[SHORT TASK]:
Write out all entries word for word.

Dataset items
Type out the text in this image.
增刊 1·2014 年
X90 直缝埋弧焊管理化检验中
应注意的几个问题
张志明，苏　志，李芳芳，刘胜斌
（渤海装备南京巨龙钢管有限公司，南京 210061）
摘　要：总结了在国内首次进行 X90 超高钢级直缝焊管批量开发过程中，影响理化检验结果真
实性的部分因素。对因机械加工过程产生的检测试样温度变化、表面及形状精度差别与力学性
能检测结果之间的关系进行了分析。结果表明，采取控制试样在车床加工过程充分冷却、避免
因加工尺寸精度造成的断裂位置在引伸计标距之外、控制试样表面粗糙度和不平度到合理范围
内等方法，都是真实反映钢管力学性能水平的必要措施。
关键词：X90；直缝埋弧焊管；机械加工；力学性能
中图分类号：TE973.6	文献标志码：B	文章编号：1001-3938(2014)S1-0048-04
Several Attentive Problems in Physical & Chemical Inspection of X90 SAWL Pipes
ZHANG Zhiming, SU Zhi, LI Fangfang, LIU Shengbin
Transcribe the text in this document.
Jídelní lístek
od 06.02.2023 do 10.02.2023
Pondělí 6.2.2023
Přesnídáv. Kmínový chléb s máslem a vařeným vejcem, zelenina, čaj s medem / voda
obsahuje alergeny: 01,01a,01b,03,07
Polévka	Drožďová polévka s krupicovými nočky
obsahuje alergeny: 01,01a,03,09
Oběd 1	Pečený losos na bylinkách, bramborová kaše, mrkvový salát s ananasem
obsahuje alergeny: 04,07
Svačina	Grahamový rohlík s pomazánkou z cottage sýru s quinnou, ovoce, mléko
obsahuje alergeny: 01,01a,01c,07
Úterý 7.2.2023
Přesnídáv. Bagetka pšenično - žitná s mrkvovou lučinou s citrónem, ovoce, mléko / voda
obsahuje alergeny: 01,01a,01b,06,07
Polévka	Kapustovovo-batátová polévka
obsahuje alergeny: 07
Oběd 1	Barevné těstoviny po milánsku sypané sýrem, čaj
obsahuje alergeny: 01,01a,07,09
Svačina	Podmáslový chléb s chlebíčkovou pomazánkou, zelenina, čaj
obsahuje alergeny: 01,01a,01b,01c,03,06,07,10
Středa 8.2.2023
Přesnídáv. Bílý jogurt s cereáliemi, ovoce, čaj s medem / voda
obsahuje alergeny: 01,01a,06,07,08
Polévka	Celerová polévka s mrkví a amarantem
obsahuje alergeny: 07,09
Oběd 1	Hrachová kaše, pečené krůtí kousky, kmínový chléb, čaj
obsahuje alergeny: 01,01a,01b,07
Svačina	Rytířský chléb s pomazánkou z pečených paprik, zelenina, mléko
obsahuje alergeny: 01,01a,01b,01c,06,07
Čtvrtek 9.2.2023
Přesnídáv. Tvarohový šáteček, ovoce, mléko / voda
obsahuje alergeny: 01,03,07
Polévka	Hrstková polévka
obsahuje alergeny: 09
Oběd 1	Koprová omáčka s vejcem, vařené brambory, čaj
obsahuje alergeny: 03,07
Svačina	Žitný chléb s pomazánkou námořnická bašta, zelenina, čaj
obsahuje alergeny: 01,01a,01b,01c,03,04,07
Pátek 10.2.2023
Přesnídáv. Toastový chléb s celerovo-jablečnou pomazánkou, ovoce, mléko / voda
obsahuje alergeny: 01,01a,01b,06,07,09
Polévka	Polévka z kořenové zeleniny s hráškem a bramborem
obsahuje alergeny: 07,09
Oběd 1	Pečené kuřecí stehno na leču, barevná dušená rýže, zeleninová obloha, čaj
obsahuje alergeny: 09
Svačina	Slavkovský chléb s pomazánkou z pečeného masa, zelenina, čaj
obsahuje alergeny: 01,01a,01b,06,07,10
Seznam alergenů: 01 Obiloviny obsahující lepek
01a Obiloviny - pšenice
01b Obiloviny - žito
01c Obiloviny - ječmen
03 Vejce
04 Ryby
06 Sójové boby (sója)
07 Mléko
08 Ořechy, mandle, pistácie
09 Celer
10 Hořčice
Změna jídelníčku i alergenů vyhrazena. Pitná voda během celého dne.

[RIGHT ANSWER]:
Type out the text in this image.
增刊 1·2014 年
X90 直缝埋弧焊管理化检验中
应注意的几个问题
张志明，苏　志，李芳芳，刘胜斌
（渤海装备南京巨龙钢管有限公司，南京 210061）
摘　要：总结了在国内首次进行 X90 超高钢级直缝焊管批量开发过程中，影响理化检验结果真
实性的部分因素。对因机械加工过程产生的检测试样温度变化、表面及形状精度差别与力学性
能检测结果之间的关系进行了分析。结果表明，采取控制试样在车床加工过程充分冷却、避免
因加工尺寸精度造成的断裂位置在引伸计标距之外、控制试样表面粗糙度和不平度到合理范围
内等方法，都是真实反映钢管力学性能水平的必要措施。
关键词：X90；直缝埋弧焊管；机械加工；力学性能
中图分类号：TE973.6	文献标志码：B	文章编号：1001-3938(2014)S1-0048-04
Several Attentive Problems in Physical & Chemical Inspection of X90 SAWL Pipes
ZHANG Zhiming, SU Zhi, LI Fangfang, LIU Shengbin
Transcribe the text in this document.
Jídelní lístek
od 06.02.2023 do 10.02.2023
Pondělí 6.2.2023
Přesnídáv. Kmínový chléb s máslem a vařeným vejcem, zelenina, čaj s medem / voda
obsahuje alergeny: 01,01a,01b,03,07
Polévka	Drožďová polévka s krupicovými nočky
obsahuje alergeny: 01,01a,03,09
Oběd 1	Pečený losos na bylinkách, bramborová kaše, mrkvový salát s ananasem
obsahuje alergeny: 04,07
Svačina	Grahamový rohlík s pomazánkou z cottage sýru s quinnou, ovoce, mléko
obsahuje alergeny: 01,01a,01c,07
Úterý 7.2.2023
Přesnídáv. Bagetka pšenično - žitná s mrkvovou lučinou s citrónem, ovoce, mléko / voda
obsahuje alergeny: 01,01a,01b,06,07
Polévka	Kapustovovo-batátová polévka
obsahuje alergeny: 07
Oběd 1	Barevné těstoviny po milánsku sypané sýrem, čaj
obsahuje alergeny: 01,01a,07,09
Svačina	Podmáslový chléb s chlebíčkovou pomazánkou, zelenina, čaj
obsahuje alergeny: 01,01a,01b,01c,03,06,07,10
Středa 8.2.2023
Přesnídáv. Bílý jogurt s cereáliemi, ovoce, čaj s medem / voda
obsahuje alergeny: 01,01a,06,07,08
Polévka	Celerová polévka s mrkví a amarantem
obsahuje alergeny: 07,09
Oběd 1	Hrachová kaše, pečené krůtí kousky, kmínový chléb, čaj
obsahuje alergeny: 01,01a,01b,07
Svačina	Rytířský chléb s pomazánkou z pečených paprik, zelenina, mléko
obsahuje alergeny: 01,01a,01b,01c,06,07
Čtvrtek 9.2.2023
Přesnídáv. Tvarohový šáteček, ovoce, mléko / voda
obsahuje alergeny: 01,03,07
Polévka	Hrstková polévka
obsahuje alergeny: 09
Oběd 1	Koprová omáčka s vejcem, vařené brambory, čaj
obsahuje alergeny: 03,07
Svačina	Žitný chléb s pomazánkou námořnická bašta, zelenina, čaj
obsahuje alergeny: 01,01a,01b,01c,03,04,07
Pátek 10.2.2023
Přesnídáv. Toastový chléb s celerovo-jablečnou pomazánkou, ovoce, mléko / voda
obsahuje alergeny: 01,01a,01b,06,07,09
Polévka	Polévka z kořenové zeleniny s hráškem a bramborem
obsahuje alergeny: 07,09
Oběd 1	Pečené kuřecí stehno na leču, barevná dušená rýže, zeleninová obloha, čaj
obsahuje alergeny: 09
Svačina	Slavkovský chléb s pomazánkou z pečeného masa, zelenina, čaj
obsahuje alergeny: 01,01a,01b,06,07,10
Seznam alergenů: 01 Obiloviny obsahující lepek
01a Obiloviny - pšenice
01b Obiloviny - žito
01c Obiloviny - ječmen
03 Vejce
04 Ryby
06 Sójové boby (sója)
07 Mléko
08 Ořechy, mandle, pistácie
09 Celer
10 Hořčice
Změna jídelníčku i alergenů vyhrazena. Pitná voda během celého dne.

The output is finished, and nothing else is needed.